**Prompt**
Copy verbatim the rows beginning with the line that contains "X-axis label: Humidex" and ending with the line that contains "For 15 of the", including both of those lines.

**Extracted data rows**

□ □ □ □ □ □ □

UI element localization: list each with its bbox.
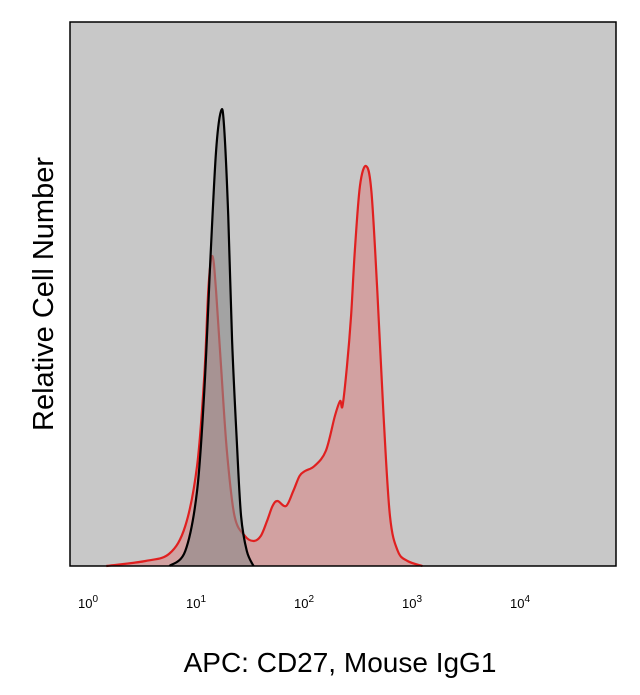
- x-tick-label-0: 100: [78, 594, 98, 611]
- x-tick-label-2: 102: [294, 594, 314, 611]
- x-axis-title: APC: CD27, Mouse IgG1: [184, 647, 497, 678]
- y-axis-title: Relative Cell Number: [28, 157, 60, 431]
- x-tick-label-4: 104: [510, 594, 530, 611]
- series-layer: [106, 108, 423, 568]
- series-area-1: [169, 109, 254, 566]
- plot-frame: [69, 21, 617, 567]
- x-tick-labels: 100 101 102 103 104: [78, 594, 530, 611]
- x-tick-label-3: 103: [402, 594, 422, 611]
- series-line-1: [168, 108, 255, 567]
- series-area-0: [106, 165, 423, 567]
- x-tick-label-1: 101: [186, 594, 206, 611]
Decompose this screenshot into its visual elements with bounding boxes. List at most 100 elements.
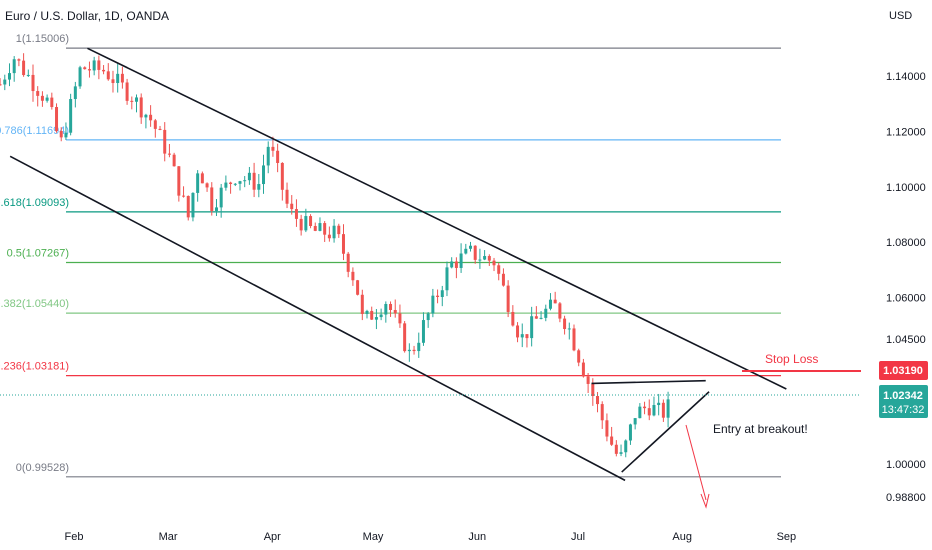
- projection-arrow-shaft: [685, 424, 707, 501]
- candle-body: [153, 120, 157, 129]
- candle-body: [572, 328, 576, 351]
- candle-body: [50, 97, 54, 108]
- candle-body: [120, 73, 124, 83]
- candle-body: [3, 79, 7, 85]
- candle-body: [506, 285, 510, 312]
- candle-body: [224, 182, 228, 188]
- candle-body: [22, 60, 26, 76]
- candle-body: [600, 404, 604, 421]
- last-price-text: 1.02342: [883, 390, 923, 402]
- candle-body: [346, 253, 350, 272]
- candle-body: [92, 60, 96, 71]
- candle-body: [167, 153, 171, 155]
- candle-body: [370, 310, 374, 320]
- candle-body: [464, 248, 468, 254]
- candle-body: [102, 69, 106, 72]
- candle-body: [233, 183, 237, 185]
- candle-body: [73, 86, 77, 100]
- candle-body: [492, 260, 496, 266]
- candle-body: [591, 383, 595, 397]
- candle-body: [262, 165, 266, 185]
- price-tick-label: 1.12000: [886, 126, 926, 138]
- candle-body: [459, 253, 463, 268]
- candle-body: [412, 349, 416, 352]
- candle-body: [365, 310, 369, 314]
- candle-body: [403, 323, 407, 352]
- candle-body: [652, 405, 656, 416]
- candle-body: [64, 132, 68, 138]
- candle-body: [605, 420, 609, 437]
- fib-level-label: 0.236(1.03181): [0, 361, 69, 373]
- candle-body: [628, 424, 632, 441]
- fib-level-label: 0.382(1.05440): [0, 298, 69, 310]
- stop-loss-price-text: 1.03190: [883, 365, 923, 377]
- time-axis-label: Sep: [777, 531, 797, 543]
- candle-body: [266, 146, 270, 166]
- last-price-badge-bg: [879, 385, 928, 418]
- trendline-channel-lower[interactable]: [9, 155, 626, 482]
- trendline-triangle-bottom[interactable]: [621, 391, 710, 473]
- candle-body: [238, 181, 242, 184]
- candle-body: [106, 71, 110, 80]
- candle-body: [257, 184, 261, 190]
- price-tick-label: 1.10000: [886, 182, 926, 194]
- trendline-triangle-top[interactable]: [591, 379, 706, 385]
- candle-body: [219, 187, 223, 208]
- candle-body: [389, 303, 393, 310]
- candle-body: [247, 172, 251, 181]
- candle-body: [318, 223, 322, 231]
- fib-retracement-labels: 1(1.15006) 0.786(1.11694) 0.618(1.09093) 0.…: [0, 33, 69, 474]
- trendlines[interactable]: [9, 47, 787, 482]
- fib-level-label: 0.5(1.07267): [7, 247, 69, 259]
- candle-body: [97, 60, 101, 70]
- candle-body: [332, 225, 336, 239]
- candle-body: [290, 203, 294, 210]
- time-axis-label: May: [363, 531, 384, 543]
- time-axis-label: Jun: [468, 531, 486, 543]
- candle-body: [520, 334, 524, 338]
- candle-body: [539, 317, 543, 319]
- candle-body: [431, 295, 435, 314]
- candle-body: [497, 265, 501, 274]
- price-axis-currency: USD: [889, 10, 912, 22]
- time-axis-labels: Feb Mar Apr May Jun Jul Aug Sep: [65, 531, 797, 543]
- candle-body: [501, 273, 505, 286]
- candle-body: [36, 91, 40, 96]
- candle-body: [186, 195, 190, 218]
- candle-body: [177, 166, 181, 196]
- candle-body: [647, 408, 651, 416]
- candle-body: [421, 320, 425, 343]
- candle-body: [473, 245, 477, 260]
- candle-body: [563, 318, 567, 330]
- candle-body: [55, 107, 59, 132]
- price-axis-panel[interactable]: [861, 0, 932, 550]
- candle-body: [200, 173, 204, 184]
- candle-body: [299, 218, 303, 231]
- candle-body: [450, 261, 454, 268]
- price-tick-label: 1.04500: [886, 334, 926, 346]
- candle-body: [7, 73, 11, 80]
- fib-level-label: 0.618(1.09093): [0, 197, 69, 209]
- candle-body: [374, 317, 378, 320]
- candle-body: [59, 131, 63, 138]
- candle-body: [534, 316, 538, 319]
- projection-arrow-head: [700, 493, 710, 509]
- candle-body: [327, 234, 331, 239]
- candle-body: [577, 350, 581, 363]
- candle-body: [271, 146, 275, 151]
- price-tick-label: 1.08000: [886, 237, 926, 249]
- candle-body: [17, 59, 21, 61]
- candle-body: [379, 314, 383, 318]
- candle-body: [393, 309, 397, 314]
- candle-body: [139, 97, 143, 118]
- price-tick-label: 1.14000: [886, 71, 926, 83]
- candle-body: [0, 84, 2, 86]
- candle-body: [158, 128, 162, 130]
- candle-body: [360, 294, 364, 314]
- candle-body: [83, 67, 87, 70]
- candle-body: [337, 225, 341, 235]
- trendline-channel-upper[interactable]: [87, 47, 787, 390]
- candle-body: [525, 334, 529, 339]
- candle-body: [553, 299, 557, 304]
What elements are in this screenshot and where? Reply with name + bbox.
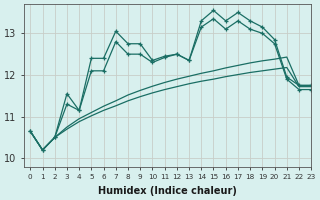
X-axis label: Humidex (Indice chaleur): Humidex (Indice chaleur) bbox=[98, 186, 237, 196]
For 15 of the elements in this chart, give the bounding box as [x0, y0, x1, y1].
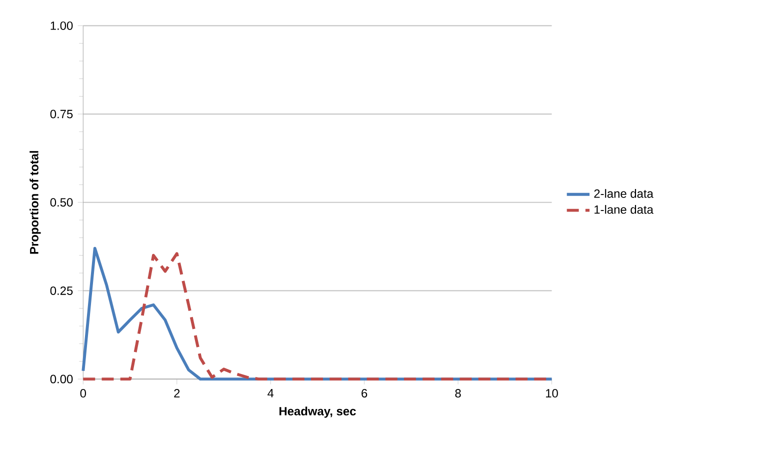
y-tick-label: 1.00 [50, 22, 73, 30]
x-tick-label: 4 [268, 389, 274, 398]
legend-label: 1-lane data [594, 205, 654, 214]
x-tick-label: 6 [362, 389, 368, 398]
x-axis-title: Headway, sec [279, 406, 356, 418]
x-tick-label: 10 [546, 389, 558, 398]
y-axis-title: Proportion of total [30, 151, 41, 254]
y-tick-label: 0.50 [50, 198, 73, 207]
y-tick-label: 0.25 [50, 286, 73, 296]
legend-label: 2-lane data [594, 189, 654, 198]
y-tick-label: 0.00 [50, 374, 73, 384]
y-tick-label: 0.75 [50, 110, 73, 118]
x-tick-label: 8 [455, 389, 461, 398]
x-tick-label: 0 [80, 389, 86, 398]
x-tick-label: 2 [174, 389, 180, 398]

□ □ □ □ □ □ □

**Solution below**
X-axis label: Humidex (Indice chaleur): Humidex (Indice chaleur) bbox=[98, 186, 237, 196]
For 15 of the elements in this chart, give the bounding box as [x0, y0, x1, y1].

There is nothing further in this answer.